[Stored data]
-.-.-

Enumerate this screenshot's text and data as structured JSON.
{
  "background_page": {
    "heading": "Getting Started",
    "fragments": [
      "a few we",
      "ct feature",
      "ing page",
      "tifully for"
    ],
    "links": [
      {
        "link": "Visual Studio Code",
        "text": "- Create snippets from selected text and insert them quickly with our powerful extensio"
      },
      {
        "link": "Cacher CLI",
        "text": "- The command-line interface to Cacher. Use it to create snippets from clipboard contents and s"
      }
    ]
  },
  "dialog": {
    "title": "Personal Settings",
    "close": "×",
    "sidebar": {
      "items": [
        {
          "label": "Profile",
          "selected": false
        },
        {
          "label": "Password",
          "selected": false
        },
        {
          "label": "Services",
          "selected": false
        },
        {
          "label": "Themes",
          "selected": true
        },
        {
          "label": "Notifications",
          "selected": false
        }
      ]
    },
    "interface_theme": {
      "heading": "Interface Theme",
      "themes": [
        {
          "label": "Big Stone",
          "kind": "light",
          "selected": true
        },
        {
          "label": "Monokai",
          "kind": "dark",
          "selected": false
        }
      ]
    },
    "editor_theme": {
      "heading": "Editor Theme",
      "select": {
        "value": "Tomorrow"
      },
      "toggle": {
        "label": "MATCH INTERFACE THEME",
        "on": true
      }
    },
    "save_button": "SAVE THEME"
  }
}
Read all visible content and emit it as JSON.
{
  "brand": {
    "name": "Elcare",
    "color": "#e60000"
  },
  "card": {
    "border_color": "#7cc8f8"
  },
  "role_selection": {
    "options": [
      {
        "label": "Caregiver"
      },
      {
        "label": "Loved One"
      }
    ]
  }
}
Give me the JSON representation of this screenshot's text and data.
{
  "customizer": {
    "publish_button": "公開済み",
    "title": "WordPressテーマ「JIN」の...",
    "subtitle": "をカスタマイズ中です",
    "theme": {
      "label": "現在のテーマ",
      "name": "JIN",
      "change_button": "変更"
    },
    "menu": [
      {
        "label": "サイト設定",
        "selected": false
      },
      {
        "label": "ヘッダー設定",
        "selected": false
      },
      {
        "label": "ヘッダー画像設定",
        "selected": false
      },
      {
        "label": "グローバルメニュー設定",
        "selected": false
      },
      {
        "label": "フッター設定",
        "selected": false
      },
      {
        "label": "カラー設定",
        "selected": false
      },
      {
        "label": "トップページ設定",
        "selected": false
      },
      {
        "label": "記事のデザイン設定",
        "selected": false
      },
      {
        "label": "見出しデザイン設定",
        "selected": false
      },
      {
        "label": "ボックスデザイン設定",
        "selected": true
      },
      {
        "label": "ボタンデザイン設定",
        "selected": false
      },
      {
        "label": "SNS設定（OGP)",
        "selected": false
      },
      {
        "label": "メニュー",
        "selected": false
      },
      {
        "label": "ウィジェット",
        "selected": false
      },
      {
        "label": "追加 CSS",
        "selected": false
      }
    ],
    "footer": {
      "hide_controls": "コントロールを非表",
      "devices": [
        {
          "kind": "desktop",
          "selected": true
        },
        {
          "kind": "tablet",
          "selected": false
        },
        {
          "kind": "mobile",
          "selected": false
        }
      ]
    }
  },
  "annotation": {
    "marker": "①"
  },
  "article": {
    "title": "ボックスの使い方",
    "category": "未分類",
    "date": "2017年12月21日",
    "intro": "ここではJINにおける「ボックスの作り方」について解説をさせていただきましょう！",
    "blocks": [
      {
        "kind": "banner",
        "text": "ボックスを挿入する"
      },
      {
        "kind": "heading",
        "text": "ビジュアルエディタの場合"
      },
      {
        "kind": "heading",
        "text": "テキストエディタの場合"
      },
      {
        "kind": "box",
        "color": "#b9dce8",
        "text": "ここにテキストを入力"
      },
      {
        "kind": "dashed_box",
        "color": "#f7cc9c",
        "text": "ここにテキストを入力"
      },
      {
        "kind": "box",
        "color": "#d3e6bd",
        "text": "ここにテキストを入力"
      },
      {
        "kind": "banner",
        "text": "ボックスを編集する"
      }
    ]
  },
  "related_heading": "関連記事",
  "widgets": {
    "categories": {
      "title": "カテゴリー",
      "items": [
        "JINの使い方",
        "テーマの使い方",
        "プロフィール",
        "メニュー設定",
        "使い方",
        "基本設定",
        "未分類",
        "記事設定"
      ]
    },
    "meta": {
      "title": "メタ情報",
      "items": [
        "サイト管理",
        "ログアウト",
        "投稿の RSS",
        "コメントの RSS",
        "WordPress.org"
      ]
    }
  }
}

-.-.-

◆ Exercise: Output each record exactly, leaving nothing out.

◆ Answer to the task:
Enumerate this screenshot's text and data as structured JSON.
{
  "background_page": {
    "heading": "Getting Started",
    "fragments": [
      "a few we",
      "ct feature",
      "ing page",
      "tifully for"
    ],
    "links": [
      {
        "link": "Visual Studio Code",
        "text": "- Create snippets from selected text and insert them quickly with our powerful extensio"
      },
      {
        "link": "Cacher CLI",
        "text": "- The command-line interface to Cacher. Use it to create snippets from clipboard contents and s"
      }
    ]
  },
  "dialog": {
    "title": "Personal Settings",
    "close": "×",
    "sidebar": {
      "items": [
        {
          "label": "Profile",
          "selected": false
        },
        {
          "label": "Password",
          "selected": false
        },
        {
          "label": "Services",
          "selected": false
        },
        {
          "label": "Themes",
          "selected": true
        },
        {
          "label": "Notifications",
          "selected": false
        }
      ]
    },
    "interface_theme": {
      "heading": "Interface Theme",
      "themes": [
        {
          "label": "Big Stone",
          "kind": "light",
          "selected": true
        },
        {
          "label": "Monokai",
          "kind": "dark",
          "selected": false
        }
      ]
    },
    "editor_theme": {
      "heading": "Editor Theme",
      "select": {
        "value": "Tomorrow"
      },
      "toggle": {
        "label": "MATCH INTERFACE THEME",
        "on": true
      }
    },
    "save_button": "SAVE THEME"
  }
}
Read all visible content and emit it as JSON.
{
  "brand": {
    "name": "Elcare",
    "color": "#e60000"
  },
  "card": {
    "border_color": "#7cc8f8"
  },
  "role_selection": {
    "options": [
      {
        "label": "Caregiver"
      },
      {
        "label": "Loved One"
      }
    ]
  }
}
Give me the JSON representation of this screenshot's text and data.
{
  "customizer": {
    "publish_button": "公開済み",
    "title": "WordPressテーマ「JIN」の...",
    "subtitle": "をカスタマイズ中です",
    "theme": {
      "label": "現在のテーマ",
      "name": "JIN",
      "change_button": "変更"
    },
    "menu": [
      {
        "label": "サイト設定",
        "selected": false
      },
      {
        "label": "ヘッダー設定",
        "selected": false
      },
      {
        "label": "ヘッダー画像設定",
        "selected": false
      },
      {
        "label": "グローバルメニュー設定",
        "selected": false
      },
      {
        "label": "フッター設定",
        "selected": false
      },
      {
        "label": "カラー設定",
        "selected": false
      },
      {
        "label": "トップページ設定",
        "selected": false
      },
      {
        "label": "記事のデザイン設定",
        "selected": false
      },
      {
        "label": "見出しデザイン設定",
        "selected": false
      },
      {
        "label": "ボックスデザイン設定",
        "selected": true
      },
      {
        "label": "ボタンデザイン設定",
        "selected": false
      },
      {
        "label": "SNS設定（OGP)",
        "selected": false
      },
      {
        "label": "メニュー",
        "selected": false
      },
      {
        "label": "ウィジェット",
        "selected": false
      },
      {
        "label": "追加 CSS",
        "selected": false
      }
    ],
    "footer": {
      "hide_controls": "コントロールを非表",
      "devices": [
        {
          "kind": "desktop",
          "selected": true
        },
        {
          "kind": "tablet",
          "selected": false
        },
        {
          "kind": "mobile",
          "selected": false
        }
      ]
    }
  },
  "annotation": {
    "marker": "①"
  },
  "article": {
    "title": "ボックスの使い方",
    "category": "未分類",
    "date": "2017年12月21日",
    "intro": "ここではJINにおける「ボックスの作り方」について解説をさせていただきましょう！",
    "blocks": [
      {
        "kind": "banner",
        "text": "ボックスを挿入する"
      },
      {
        "kind": "heading",
        "text": "ビジュアルエディタの場合"
      },
      {
        "kind": "heading",
        "text": "テキストエディタの場合"
      },
      {
        "kind": "box",
        "color": "#b9dce8",
        "text": "ここにテキストを入力"
      },
      {
        "kind": "dashed_box",
        "color": "#f7cc9c",
        "text": "ここにテキストを入力"
      },
      {
        "kind": "box",
        "color": "#d3e6bd",
        "text": "ここにテキストを入力"
      },
      {
        "kind": "banner",
        "text": "ボックスを編集する"
      }
    ]
  },
  "related_heading": "関連記事",
  "widgets": {
    "categories": {
      "title": "カテゴリー",
      "items": [
        "JINの使い方",
        "テーマの使い方",
        "プロフィール",
        "メニュー設定",
        "使い方",
        "基本設定",
        "未分類",
        "記事設定"
      ]
    },
    "meta": {
      "title": "メタ情報",
      "items": [
        "サイト管理",
        "ログアウト",
        "投稿の RSS",
        "コメントの RSS",
        "WordPress.org"
      ]
    }
  }
}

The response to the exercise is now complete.